** start of RECORDS SUPPLIED **

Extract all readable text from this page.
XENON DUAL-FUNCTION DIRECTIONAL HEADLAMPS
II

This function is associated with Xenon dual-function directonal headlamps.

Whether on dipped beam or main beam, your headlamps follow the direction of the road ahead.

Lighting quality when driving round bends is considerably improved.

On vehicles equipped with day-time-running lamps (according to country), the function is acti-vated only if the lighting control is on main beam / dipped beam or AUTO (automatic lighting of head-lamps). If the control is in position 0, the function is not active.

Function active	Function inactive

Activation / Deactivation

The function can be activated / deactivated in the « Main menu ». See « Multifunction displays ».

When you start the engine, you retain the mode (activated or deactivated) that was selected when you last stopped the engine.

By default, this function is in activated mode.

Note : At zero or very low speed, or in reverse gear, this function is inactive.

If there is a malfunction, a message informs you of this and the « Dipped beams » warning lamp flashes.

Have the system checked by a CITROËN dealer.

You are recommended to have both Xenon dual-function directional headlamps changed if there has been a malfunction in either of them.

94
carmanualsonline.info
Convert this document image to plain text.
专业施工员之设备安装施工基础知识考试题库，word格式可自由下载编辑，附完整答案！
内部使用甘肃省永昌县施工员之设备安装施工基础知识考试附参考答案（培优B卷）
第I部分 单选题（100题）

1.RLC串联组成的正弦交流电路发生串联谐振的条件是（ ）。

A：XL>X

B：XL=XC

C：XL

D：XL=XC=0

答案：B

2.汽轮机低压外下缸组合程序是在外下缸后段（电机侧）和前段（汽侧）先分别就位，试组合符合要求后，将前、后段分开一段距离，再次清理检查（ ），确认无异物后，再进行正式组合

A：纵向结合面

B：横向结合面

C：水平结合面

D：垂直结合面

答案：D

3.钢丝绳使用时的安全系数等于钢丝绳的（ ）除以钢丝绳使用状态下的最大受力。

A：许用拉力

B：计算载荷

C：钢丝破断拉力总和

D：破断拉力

** end of RECORDS SUPPLIED **

GIVEN EXERCISE → Say how many lines in the records hold "deactivated", with the number as the whole reply.

ANSWER TO THIS PROBLEM → 2